====== Entries shown

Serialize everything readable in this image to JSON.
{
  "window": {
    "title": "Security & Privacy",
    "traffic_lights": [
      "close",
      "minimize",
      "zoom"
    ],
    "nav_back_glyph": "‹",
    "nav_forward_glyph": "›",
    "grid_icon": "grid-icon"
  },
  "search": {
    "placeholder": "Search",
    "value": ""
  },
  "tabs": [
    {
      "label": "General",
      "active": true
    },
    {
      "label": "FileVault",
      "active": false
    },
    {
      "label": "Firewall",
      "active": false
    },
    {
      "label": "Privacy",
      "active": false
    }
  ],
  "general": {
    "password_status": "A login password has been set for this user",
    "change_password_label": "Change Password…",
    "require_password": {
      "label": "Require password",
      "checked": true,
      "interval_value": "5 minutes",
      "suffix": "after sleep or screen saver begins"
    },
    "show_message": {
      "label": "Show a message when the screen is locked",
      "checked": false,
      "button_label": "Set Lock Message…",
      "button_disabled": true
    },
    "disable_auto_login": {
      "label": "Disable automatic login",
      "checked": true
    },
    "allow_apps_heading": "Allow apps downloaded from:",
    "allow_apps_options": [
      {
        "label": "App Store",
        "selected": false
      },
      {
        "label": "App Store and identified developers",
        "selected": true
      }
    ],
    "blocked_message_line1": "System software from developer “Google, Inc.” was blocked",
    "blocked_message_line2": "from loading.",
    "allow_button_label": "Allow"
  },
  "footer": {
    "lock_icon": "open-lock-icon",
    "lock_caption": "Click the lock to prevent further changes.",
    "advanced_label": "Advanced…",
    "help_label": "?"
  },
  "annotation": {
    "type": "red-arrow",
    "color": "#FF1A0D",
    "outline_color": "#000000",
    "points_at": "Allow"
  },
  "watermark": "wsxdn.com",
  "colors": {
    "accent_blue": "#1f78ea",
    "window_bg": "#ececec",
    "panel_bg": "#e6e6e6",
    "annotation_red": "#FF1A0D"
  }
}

============

◆ **What you should do**
Find the word "icon" and list each line it appears in.

◆ **Written answer**
    "grid_icon": "grid-icon"
    "lock_icon": "open-lock-icon",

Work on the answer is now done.